**Task**: Identify the lines that contain the string "процессных" and copy all of them.

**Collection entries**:

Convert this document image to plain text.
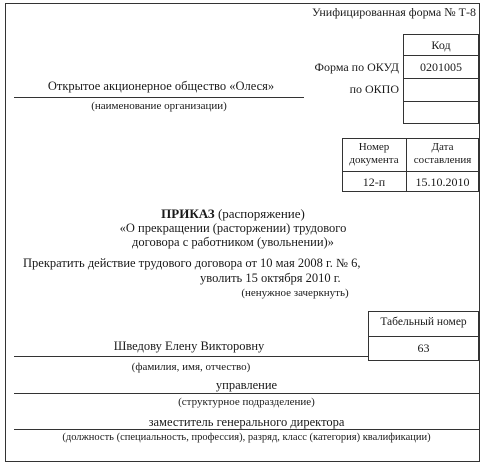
Унифицированная форма № Т-8
Код
0201005
Форма по ОКУД
по ОКПО
Открытое акционерное общество «Олеся»
(наименование организации)
Номер
документа
Дата
составления
12-п	15.10.2010
ПРИКАЗ (распоряжение)
«О прекращении (расторжении) трудового
договора с работником (увольнении)»
Прекратить действие трудового договора от 10 мая 2008 г. № 6,
уволить 15 октября 2010 г.
(ненужное зачеркнуть)
Табельный номер
63
Шведову Елену Викторовну
(фамилия, имя, отчество)
управление
(структурное подразделение)
заместитель генерального директора
(должность (специальность, профессия), разряд, класс (категория) квалификации)
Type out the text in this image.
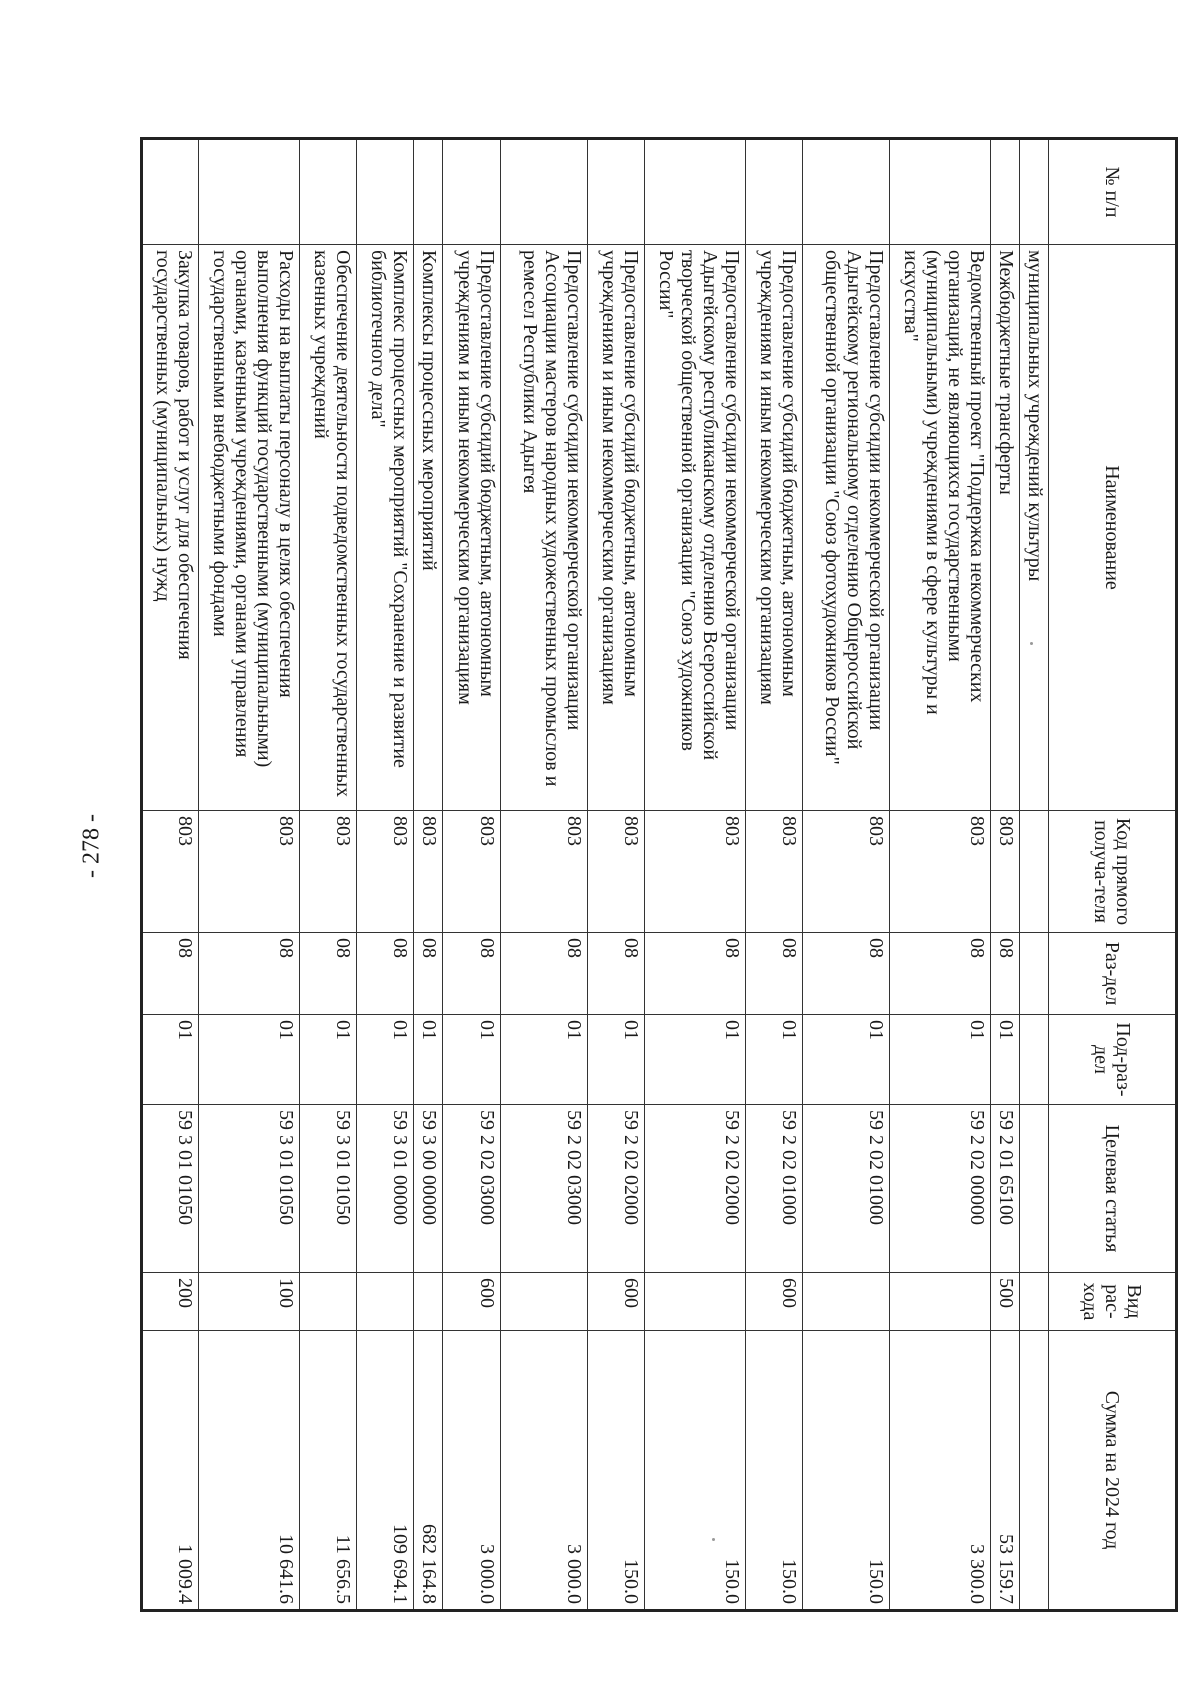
- 278 -
№ п/п	Наименование	Код прямого получа-теля	Раз-дел	Под-раз-дел	Целевая статья	Вид рас-хода	Сумма на 2024 год
	муниципальных учреждений культуры						
	Межбюджетные трансферты	803	08	01	59 2 01 65100	500	53 159.7
	Ведомственный проект "Поддержка некоммерческих организаций, не являющихся государственными (муниципальными) учреждениями в сфере культуры и искусства"	803	08	01	59 2 02 00000		3 300.0
	Предоставление субсидии некоммерческой организации Адыгейскому региональному отделению Общероссийской общественной организации "Союз фотохудожников России"	803	08	01	59 2 02 01000		150.0
	Предоставление субсидий бюджетным, автономным учреждениям и иным некоммерческим организациям	803	08	01	59 2 02 01000	600	150.0
	Предоставление субсидии некоммерческой организации Адыгейскому республиканскому отделению Всероссийской творческой общественной организации "Союз художников России"	803	08	01	59 2 02 02000		150.0
	Предоставление субсидий бюджетным, автономным учреждениям и иным некоммерческим организациям	803	08	01	59 2 02 02000	600	150.0
	Предоставление субсидии некоммерческой организации Ассоциации мастеров народных художественных промыслов и ремесел Республики Адыгея	803	08	01	59 2 02 03000		3 000.0
	Предоставление субсидий бюджетным, автономным учреждениям и иным некоммерческим организациям	803	08	01	59 2 02 03000	600	3 000.0
	Комплексы процессных мероприятий	803	08	01	59 3 00 00000		682 164.8
	Комплекс процессных мероприятий "Сохранение и развитие библиотечного дела"	803	08	01	59 3 01 00000		109 694.1
	Обеспечение деятельности подведомственных государственных казенных учреждений	803	08	01	59 3 01 01050		11 656.5
	Расходы на выплаты персоналу в целях обеспечения выполнения функций государственными (муниципальными) органами, казенными учреждениями, органами управления государственными внебюджетными фондами	803	08	01	59 3 01 01050	100	10 641.6
	Закупка товаров, работ и услуг для обеспечения государственных (муниципальных) нужд	803	08	01	59 3 01 01050	200	1 009.4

**Solution to this task**:
	Комплексы процессных мероприятий	803	08	01	59 3 00 00000		682 164.8
	Комплекс процессных мероприятий "Сохранение и развитие библиотечного дела"	803	08	01	59 3 01 00000		109 694.1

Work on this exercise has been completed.